▸ GIVEN EXERCISE: Pick every line from the data that holds the word "季調済年率換算".

Extracts from a graphics dataset:

>> start

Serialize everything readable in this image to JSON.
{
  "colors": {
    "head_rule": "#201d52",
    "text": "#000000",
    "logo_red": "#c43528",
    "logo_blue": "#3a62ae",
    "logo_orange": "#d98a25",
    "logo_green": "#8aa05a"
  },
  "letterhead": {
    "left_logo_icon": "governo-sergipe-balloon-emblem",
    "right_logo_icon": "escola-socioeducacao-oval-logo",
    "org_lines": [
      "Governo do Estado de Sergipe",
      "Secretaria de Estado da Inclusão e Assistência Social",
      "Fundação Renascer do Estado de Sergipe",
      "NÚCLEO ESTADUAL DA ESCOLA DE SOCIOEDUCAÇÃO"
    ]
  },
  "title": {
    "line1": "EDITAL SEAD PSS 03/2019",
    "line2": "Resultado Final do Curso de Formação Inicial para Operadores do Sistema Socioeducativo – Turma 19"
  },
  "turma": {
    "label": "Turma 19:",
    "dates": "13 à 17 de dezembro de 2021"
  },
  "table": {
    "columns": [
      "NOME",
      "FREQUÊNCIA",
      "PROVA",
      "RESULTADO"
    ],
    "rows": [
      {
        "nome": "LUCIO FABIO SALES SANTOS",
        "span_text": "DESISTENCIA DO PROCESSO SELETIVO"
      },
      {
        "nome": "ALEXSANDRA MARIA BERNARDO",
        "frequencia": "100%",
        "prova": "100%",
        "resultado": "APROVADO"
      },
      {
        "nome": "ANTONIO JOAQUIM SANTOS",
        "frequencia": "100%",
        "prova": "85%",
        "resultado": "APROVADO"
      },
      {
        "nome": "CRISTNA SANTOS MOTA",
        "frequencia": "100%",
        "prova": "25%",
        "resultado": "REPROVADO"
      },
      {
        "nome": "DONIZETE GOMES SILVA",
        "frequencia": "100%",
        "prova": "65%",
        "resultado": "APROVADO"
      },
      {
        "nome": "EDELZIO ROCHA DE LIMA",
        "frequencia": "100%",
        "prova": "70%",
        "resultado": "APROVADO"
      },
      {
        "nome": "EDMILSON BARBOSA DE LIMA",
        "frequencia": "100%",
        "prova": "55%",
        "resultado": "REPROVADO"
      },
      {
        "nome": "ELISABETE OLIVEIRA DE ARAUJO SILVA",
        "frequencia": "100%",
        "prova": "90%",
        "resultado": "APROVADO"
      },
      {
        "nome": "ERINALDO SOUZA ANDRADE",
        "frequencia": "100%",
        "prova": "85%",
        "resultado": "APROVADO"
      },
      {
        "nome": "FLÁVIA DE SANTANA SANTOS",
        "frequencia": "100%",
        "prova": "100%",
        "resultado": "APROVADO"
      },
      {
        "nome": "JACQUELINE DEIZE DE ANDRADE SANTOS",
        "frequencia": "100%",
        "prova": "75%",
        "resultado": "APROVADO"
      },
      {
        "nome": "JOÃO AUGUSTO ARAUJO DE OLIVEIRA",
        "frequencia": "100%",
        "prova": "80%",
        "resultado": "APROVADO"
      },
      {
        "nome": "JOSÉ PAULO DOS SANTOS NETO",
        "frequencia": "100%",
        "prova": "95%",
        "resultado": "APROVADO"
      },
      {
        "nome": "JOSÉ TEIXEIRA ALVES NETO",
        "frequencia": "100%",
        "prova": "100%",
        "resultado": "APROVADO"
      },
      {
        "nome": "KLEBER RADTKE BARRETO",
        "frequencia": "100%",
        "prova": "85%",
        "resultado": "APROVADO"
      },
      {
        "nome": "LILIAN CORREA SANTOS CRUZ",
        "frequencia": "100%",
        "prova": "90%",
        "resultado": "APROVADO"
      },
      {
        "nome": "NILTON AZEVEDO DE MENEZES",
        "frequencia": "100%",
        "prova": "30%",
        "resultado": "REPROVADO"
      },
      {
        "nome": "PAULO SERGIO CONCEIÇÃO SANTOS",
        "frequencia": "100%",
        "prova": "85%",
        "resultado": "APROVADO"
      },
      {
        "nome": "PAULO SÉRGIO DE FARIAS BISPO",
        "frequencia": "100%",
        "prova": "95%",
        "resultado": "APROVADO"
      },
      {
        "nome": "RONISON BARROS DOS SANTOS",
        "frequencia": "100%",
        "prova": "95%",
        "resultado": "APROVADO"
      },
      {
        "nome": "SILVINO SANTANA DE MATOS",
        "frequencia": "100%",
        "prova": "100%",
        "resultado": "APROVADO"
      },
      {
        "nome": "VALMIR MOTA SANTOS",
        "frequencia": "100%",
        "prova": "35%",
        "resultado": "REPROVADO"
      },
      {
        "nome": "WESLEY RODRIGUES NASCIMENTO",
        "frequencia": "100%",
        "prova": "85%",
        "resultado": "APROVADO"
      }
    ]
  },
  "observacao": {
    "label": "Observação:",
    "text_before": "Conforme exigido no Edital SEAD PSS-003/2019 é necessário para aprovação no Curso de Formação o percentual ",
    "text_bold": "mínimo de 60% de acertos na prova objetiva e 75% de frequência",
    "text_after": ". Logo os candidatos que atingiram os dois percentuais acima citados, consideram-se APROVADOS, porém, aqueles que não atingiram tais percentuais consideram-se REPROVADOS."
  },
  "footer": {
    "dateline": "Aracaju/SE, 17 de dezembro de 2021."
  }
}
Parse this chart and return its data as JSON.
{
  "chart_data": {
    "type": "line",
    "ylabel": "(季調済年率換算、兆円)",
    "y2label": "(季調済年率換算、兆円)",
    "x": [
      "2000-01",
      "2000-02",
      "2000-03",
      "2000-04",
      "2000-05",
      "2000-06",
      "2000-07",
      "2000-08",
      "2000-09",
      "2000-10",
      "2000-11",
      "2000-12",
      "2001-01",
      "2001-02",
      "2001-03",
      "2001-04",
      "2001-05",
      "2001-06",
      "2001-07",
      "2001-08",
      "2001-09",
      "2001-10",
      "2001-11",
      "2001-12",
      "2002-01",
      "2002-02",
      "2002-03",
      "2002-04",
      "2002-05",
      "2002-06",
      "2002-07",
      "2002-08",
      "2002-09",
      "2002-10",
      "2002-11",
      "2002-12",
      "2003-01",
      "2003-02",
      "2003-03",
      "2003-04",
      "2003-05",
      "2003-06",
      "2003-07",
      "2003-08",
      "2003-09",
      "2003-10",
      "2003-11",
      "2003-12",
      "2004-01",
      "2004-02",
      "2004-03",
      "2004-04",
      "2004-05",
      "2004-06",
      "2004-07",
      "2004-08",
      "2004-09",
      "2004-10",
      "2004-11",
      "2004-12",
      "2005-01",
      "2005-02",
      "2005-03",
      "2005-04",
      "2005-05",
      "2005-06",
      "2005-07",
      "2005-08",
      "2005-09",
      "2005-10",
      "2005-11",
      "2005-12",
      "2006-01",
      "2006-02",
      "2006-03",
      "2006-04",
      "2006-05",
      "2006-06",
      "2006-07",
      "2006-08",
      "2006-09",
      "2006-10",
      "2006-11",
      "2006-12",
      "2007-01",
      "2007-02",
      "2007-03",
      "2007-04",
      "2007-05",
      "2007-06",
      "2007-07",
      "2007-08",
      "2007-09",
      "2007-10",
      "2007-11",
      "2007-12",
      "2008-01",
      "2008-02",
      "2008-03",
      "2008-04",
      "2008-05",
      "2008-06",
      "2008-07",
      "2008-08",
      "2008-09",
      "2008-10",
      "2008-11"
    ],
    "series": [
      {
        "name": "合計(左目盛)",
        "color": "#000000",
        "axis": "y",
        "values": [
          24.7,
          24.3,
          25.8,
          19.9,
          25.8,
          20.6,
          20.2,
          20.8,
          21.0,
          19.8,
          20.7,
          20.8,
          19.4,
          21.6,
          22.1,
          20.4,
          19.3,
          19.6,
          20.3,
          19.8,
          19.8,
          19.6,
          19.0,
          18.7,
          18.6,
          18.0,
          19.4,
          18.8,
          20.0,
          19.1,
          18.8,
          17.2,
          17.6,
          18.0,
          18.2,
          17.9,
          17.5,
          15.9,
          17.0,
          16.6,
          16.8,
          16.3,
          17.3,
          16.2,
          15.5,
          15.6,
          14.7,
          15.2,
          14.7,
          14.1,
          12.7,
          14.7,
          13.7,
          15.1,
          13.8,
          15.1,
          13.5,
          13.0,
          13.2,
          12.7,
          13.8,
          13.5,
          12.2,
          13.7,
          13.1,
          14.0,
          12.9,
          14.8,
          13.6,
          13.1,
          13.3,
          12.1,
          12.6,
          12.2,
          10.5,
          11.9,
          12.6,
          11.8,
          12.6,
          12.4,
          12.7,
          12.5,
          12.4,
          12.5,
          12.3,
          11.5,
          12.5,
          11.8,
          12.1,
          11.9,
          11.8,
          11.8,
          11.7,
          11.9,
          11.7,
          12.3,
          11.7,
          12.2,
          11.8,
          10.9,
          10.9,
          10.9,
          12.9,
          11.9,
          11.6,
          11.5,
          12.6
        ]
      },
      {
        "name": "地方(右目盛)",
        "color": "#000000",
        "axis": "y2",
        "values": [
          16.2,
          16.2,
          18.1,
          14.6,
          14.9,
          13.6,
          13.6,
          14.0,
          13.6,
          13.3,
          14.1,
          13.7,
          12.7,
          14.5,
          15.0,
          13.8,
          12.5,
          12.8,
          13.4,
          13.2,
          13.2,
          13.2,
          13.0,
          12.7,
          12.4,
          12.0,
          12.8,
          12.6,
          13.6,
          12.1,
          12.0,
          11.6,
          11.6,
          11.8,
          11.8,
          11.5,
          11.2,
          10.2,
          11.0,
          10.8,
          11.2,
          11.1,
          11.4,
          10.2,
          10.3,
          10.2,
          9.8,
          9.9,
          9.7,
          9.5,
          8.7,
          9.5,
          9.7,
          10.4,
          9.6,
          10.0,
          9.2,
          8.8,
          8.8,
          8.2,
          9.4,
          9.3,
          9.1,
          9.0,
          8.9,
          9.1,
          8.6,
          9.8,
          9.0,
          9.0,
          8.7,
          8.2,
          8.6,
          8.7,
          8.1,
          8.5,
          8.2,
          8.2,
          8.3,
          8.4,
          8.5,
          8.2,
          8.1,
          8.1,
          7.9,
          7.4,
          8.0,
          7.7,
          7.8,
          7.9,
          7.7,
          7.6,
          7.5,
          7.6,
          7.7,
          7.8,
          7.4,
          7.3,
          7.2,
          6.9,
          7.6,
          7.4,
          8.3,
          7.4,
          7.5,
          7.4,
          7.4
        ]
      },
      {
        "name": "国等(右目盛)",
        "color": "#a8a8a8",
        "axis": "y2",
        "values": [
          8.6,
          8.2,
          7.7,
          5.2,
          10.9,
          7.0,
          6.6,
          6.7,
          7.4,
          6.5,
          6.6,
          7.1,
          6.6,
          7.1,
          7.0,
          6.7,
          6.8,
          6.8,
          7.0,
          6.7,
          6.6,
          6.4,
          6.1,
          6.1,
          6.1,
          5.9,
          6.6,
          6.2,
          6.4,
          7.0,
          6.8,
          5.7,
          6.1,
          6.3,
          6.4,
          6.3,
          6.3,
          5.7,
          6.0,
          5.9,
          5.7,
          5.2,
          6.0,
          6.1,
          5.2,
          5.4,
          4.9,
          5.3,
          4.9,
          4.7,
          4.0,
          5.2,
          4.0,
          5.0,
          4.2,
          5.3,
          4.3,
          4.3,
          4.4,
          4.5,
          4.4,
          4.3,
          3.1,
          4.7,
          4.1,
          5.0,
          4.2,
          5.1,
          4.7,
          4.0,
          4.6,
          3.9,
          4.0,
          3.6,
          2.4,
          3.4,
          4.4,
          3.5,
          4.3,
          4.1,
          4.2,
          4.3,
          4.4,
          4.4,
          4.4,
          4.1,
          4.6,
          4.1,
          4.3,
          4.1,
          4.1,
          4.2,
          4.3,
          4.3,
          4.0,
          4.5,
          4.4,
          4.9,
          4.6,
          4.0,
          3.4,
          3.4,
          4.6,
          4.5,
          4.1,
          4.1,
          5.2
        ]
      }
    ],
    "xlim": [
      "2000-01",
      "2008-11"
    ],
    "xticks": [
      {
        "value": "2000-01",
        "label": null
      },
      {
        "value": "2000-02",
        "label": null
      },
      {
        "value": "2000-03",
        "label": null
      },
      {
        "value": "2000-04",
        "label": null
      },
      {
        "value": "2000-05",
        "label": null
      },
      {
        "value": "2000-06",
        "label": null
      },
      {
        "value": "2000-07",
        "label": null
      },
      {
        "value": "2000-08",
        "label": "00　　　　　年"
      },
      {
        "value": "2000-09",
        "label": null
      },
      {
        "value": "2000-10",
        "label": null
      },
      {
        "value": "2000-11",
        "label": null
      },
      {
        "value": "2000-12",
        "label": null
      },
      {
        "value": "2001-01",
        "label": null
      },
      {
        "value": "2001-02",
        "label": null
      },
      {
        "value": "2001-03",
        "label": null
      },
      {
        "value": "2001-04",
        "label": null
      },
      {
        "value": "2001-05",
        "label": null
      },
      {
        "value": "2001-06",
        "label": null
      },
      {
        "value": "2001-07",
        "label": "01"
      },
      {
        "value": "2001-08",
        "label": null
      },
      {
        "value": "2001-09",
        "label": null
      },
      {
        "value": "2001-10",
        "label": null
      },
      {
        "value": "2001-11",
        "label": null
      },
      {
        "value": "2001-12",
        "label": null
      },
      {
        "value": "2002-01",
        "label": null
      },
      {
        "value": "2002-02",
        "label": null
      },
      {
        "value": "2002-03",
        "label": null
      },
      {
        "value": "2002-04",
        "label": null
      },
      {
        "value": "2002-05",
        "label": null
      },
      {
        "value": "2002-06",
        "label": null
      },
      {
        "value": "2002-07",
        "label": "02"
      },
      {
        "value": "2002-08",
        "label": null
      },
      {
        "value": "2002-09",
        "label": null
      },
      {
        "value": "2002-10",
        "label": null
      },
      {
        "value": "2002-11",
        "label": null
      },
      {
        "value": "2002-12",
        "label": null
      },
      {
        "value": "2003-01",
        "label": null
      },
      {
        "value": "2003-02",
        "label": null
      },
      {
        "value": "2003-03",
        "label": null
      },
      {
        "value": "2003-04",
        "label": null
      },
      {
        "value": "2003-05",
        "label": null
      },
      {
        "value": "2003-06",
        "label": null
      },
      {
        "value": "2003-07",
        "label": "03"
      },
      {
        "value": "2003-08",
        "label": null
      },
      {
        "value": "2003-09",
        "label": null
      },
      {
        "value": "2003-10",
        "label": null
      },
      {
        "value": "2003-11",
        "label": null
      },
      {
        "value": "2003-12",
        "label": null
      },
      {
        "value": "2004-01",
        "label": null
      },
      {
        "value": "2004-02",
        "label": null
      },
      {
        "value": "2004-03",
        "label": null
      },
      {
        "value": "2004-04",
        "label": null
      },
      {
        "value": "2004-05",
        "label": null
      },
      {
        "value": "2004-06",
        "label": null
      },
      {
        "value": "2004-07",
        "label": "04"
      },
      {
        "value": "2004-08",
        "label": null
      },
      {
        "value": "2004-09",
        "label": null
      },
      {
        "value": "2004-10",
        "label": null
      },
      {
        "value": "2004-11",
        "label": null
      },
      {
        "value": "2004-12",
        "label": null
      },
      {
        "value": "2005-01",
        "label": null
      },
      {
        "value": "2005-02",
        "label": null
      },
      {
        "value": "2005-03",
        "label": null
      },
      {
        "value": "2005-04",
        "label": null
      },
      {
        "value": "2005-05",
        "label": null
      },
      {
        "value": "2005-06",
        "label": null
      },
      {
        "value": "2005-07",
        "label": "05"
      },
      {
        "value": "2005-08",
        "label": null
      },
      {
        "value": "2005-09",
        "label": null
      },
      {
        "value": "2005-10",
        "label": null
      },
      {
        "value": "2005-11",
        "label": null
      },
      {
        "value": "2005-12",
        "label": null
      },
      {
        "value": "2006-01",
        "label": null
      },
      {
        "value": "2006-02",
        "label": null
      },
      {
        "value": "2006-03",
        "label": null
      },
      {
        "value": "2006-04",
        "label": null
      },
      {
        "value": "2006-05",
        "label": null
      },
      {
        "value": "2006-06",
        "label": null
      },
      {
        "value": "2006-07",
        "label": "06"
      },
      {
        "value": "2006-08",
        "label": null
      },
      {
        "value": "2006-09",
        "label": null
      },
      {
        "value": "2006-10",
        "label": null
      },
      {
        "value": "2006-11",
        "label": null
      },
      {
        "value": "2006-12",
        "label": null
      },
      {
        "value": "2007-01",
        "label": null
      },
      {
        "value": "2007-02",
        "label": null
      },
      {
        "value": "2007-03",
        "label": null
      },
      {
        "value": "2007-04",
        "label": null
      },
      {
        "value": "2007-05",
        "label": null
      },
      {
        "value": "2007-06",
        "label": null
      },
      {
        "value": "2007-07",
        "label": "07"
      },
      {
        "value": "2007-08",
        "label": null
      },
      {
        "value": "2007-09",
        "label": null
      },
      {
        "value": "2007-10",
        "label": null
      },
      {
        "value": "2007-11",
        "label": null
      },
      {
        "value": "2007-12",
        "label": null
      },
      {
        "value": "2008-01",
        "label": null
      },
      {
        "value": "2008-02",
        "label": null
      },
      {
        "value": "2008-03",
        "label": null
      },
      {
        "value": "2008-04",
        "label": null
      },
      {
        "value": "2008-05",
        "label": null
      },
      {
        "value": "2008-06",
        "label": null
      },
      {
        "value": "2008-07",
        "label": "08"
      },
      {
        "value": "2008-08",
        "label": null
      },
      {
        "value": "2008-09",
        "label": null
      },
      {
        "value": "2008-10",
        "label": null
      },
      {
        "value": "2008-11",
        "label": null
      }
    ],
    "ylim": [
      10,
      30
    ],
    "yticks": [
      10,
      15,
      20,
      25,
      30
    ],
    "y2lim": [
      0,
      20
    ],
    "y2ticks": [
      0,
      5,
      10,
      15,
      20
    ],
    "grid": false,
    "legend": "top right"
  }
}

>> end

▸ SOLUTION FOR THIS PROBLEM:
    "ylabel": "(季調済年率換算、兆円)",
    "y2label": "(季調済年率換算、兆円)",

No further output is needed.